Please render the listing as a JSON list of strings, one string for each line, from its first line through the line containing "Text: 14: 14: [477, 85, 487, 94]", with both of those lines included and any blank lines omitted.
* start Material for this task *
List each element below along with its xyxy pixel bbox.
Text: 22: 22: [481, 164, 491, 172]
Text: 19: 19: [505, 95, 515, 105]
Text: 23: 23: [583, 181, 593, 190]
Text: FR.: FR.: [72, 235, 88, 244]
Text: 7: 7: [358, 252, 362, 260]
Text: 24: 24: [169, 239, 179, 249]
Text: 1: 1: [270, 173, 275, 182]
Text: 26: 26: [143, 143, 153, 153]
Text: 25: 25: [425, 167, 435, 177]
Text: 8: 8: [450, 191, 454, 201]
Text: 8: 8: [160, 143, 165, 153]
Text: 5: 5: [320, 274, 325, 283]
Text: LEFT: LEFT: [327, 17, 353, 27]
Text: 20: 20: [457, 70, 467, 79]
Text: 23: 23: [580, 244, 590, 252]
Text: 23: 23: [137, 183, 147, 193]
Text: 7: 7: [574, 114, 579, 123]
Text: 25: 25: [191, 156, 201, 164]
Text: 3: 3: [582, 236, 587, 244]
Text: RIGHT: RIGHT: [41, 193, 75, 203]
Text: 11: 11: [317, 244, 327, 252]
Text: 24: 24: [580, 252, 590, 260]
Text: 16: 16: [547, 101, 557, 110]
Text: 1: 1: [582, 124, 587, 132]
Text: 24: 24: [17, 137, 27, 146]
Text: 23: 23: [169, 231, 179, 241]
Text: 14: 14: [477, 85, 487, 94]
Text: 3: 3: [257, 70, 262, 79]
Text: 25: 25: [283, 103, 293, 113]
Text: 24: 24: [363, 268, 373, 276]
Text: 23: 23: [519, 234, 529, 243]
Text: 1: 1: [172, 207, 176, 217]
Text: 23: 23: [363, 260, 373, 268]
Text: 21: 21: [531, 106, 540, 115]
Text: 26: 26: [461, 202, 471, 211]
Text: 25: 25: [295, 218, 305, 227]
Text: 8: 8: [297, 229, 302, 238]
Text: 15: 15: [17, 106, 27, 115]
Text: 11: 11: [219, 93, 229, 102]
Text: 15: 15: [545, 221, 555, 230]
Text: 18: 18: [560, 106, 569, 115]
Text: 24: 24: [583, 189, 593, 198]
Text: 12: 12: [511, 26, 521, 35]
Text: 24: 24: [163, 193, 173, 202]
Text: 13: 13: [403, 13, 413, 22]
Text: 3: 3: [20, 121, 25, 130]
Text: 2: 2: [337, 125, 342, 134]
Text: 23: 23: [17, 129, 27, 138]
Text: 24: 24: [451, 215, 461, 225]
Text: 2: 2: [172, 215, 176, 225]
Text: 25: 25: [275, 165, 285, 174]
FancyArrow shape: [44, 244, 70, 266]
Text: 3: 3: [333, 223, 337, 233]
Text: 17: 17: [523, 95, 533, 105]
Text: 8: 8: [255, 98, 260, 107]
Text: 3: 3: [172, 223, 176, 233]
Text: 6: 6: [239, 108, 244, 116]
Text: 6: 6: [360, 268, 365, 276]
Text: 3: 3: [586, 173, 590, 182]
* end Material for this task *
## The response
[
  "List each element below along with its xyxy pixel bbox.",
  "Text: 22: 22: [481, 164, 491, 172]",
  "Text: 19: 19: [505, 95, 515, 105]",
  "Text: 23: 23: [583, 181, 593, 190]",
  "Text: FR.: FR.: [72, 235, 88, 244]",
  "Text: 7: 7: [358, 252, 362, 260]",
  "Text: 24: 24: [169, 239, 179, 249]",
  "Text: 1: 1: [270, 173, 275, 182]",
  "Text: 26: 26: [143, 143, 153, 153]",
  "Text: 25: 25: [425, 167, 435, 177]",
  "Text: 8: 8: [450, 191, 454, 201]",
  "Text: 8: 8: [160, 143, 165, 153]",
  "Text: 5: 5: [320, 274, 325, 283]",
  "Text: LEFT: LEFT: [327, 17, 353, 27]",
  "Text: 20: 20: [457, 70, 467, 79]",
  "Text: 23: 23: [580, 244, 590, 252]",
  "Text: 23: 23: [137, 183, 147, 193]",
  "Text: 7: 7: [574, 114, 579, 123]",
  "Text: 25: 25: [191, 156, 201, 164]",
  "Text: 3: 3: [582, 236, 587, 244]",
  "Text: RIGHT: RIGHT: [41, 193, 75, 203]",
  "Text: 11: 11: [317, 244, 327, 252]",
  "Text: 24: 24: [580, 252, 590, 260]",
  "Text: 16: 16: [547, 101, 557, 110]",
  "Text: 1: 1: [582, 124, 587, 132]",
  "Text: 24: 24: [17, 137, 27, 146]",
  "Text: 23: 23: [169, 231, 179, 241]",
  "Text: 14: 14: [477, 85, 487, 94]"
]